• _Stated task_: From the U-Haul rental review, quote word for word the part that opens with the words containing "After that disastrous" and closes with "personal moving truck.".

• _Provided passage_:
──────────

U-Haul Moving Truck and Trailer Rental Review - The Track Ahead (2024)

Last year, my family and I made the move from the San Francisco Bay Area, down to Los Angeles. We initially planned on making three separate trips using the largest U-Haul truck available, a 26-foot moving truck. Unfortunately, our first move turned out to be a disaster because the U-Haul truck had a fuel leak. This turns out to be a prevalent issue due to unscrupulous people stealing gas out of the easy-to access fuel tanks on these vehicles.

After that disastrous experience, we still had to use U-Haul simply because we were forced to (there was no other way to get our stuff so close to your move date.) We made some trips with the slightly smaller 20-foot trucks, as well as with a trailer hitched up to our truck. We also had to use a moving company who used their own personal moving truck.

U-Haul offers a variety of rental vehicles for your move. There are a range of moving trucks, cargo trailers (enclosed), and utility trailers (unenclosed). Moving trucks and vans don’t require you to have a vehicle or any additional equipment; your normal Class C driver’s license will suffice. Although, it is undoubtably much more difficult to drive such a large vehicle at times.

With regards to the cargo and utility trailers, there are a number of requirements on the U-Haul website when you make your reservation. Some notable ones are that you must have a connection for a 4-way light connector for trailer lighting, and you must have at a 1-7/8″ or 2″ hitch ball on your towing vehicle. Also, if you want to prevent someone from stealing your trailer off of your trailer hitch, you should invest in a locking hitch pin, which allows you to lock the pin using a key.

Shop on Amazon:
CURT Hitch Ball & Pin, Fits 2″ Receiver: 1-7/8″ (5000 lbs Rating) / 2″ (7500 lbs Rating)
Rhino USA Locking Hitch Pin 5/8″ for Class III IV Hitches

For extra security, consider buying a lock to lock up the doors of your moving truck or trailer. If you buy U-Haul’s lock at their store, you’ll typically find the standard locks pictured below in the checkout line. Be careful if you buy the style of lock on the left; these types of locks may not fit the doors of your U-Haul due to the small opening of the lock. Instead, use the lock on the right for your U-Haul equipment, which will fit. I purchased the lock type on the right and I had no problems installing it on both the moving trucks and the cargo trailer.

──────────

• _Entries shown_:
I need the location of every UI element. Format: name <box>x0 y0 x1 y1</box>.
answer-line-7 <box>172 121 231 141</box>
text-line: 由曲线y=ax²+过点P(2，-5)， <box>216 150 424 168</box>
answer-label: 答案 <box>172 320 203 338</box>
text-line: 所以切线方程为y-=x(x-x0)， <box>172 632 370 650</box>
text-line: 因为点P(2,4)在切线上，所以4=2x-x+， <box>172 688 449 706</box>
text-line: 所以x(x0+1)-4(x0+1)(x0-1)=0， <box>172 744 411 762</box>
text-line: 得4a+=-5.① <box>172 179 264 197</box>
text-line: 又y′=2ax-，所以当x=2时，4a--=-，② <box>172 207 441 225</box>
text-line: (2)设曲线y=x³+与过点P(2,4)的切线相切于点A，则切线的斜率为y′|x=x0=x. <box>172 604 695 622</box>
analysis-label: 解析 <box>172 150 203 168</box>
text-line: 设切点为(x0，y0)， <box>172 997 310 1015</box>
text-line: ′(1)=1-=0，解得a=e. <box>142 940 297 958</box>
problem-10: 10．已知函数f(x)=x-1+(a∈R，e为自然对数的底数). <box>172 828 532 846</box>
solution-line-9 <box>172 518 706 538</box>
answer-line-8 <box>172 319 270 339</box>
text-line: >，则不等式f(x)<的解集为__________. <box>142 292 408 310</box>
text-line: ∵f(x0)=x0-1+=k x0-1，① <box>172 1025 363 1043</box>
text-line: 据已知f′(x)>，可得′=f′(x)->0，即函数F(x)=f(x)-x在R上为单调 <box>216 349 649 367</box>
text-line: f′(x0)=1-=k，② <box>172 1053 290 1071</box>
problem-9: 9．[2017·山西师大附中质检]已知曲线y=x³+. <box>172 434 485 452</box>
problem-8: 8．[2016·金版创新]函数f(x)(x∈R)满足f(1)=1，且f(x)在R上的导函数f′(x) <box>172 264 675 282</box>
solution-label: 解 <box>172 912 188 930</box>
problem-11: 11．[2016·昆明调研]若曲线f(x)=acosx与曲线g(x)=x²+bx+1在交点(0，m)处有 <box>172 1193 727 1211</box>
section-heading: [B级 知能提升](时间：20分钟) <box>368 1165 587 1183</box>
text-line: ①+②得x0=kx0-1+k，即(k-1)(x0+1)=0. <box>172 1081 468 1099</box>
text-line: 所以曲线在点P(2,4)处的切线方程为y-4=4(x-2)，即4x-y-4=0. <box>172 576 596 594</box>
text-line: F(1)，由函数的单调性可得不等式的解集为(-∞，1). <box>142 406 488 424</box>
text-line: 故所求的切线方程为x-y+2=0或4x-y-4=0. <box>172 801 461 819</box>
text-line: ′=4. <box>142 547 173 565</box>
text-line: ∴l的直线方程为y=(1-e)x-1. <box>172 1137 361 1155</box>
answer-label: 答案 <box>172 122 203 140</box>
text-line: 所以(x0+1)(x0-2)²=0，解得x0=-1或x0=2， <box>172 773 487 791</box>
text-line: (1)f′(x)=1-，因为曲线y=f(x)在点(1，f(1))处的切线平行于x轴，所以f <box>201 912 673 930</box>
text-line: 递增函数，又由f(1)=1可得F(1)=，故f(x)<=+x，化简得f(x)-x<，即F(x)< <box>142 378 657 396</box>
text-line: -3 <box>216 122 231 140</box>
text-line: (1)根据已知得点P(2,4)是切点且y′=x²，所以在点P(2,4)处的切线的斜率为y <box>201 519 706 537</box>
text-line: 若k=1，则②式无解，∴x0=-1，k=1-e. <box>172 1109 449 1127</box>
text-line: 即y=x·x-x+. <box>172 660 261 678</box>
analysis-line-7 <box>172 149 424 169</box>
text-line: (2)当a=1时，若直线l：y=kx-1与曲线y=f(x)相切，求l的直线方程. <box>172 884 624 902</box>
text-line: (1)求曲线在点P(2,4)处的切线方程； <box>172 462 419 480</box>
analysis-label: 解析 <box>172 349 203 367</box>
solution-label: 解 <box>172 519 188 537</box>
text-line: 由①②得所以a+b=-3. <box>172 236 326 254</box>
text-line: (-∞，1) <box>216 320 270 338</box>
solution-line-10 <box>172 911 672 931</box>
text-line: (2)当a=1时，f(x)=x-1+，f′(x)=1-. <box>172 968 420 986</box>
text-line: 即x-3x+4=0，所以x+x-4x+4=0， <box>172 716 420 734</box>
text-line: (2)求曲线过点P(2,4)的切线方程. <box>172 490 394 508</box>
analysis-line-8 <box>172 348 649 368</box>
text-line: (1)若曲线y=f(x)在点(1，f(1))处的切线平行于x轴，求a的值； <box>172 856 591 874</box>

──────────

• _Worked answer_:
After that disastrous experience, we still had to use U-Haul simply because we were forced to (there was no other way to get our stuff so close to your move date.) We made some trips with the slightly smaller 20-foot trucks, as well as with a trailer hitched up to our truck. We also had to use a moving company who used their own personal moving truck.